## start SOURCE DATA

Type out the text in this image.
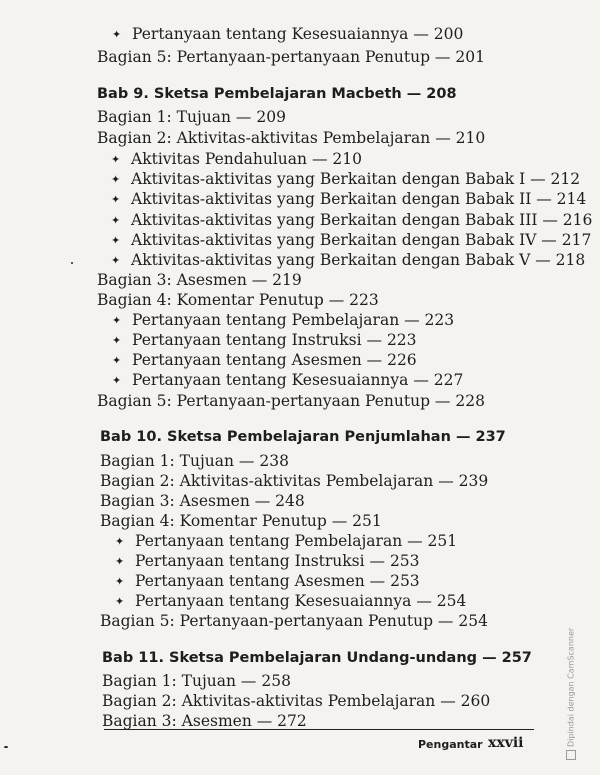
✦ Pertanyaan tentang Kesesuaiannya — 200
Bagian 5: Pertanyaan-pertanyaan Penutup — 201
Bab 9. Sketsa Pembelajaran Macbeth — 208
Bagian 1: Tujuan — 209
Bagian 2: Aktivitas-aktivitas Pembelajaran — 210
✦ Aktivitas Pendahuluan — 210
✦ Aktivitas-aktivitas yang Berkaitan dengan Babak I — 212
✦ Aktivitas-aktivitas yang Berkaitan dengan Babak II — 214
✦ Aktivitas-aktivitas yang Berkaitan dengan Babak III — 216
✦ Aktivitas-aktivitas yang Berkaitan dengan Babak IV — 217
✦ Aktivitas-aktivitas yang Berkaitan dengan Babak V — 218
Bagian 3: Asesmen — 219
Bagian 4: Komentar Penutup — 223
✦ Pertanyaan tentang Pembelajaran — 223
✦ Pertanyaan tentang Instruksi — 223
✦ Pertanyaan tentang Asesmen — 226
✦ Pertanyaan tentang Kesesuaiannya — 227
Bagian 5: Pertanyaan-pertanyaan Penutup — 228
Bab 10. Sketsa Pembelajaran Penjumlahan — 237
Bagian 1: Tujuan — 238
Bagian 2: Aktivitas-aktivitas Pembelajaran — 239
Bagian 3: Asesmen — 248
Bagian 4: Komentar Penutup — 251
✦ Pertanyaan tentang Pembelajaran — 251
✦ Pertanyaan tentang Instruksi — 253
✦ Pertanyaan tentang Asesmen — 253
✦ Pertanyaan tentang Kesesuaiannya — 254
Bagian 5: Pertanyaan-pertanyaan Penutup — 254
Bab 11. Sketsa Pembelajaran Undang-undang — 257
Bagian 1: Tujuan — 258
Bagian 2: Aktivitas-aktivitas Pembelajaran — 260
Bagian 3: Asesmen — 272
Pengantar xxvii	Dipindai dengan CamScanner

## end SOURCE DATA

DIRECTION » Your copy should hold every record word for word and none of the pictures.

EXPECTED ANSWER »
Type out the text in this image.
✦ Pertanyaan tentang Kesesuaiannya — 200
Bagian 5: Pertanyaan-pertanyaan Penutup — 201
Bab 9. Sketsa Pembelajaran Macbeth — 208
Bagian 1: Tujuan — 209
Bagian 2: Aktivitas-aktivitas Pembelajaran — 210
✦ Aktivitas Pendahuluan — 210
✦ Aktivitas-aktivitas yang Berkaitan dengan Babak I — 212
✦ Aktivitas-aktivitas yang Berkaitan dengan Babak II — 214
✦ Aktivitas-aktivitas yang Berkaitan dengan Babak III — 216
✦ Aktivitas-aktivitas yang Berkaitan dengan Babak IV — 217
✦ Aktivitas-aktivitas yang Berkaitan dengan Babak V — 218
Bagian 3: Asesmen — 219
Bagian 4: Komentar Penutup — 223
✦ Pertanyaan tentang Pembelajaran — 223
✦ Pertanyaan tentang Instruksi — 223
✦ Pertanyaan tentang Asesmen — 226
✦ Pertanyaan tentang Kesesuaiannya — 227
Bagian 5: Pertanyaan-pertanyaan Penutup — 228
Bab 10. Sketsa Pembelajaran Penjumlahan — 237
Bagian 1: Tujuan — 238
Bagian 2: Aktivitas-aktivitas Pembelajaran — 239
Bagian 3: Asesmen — 248
Bagian 4: Komentar Penutup — 251
✦ Pertanyaan tentang Pembelajaran — 251
✦ Pertanyaan tentang Instruksi — 253
✦ Pertanyaan tentang Asesmen — 253
✦ Pertanyaan tentang Kesesuaiannya — 254
Bagian 5: Pertanyaan-pertanyaan Penutup — 254
Bab 11. Sketsa Pembelajaran Undang-undang — 257
Bagian 1: Tujuan — 258
Bagian 2: Aktivitas-aktivitas Pembelajaran — 260
Bagian 3: Asesmen — 272
Pengantar xxvii	Dipindai dengan CamScanner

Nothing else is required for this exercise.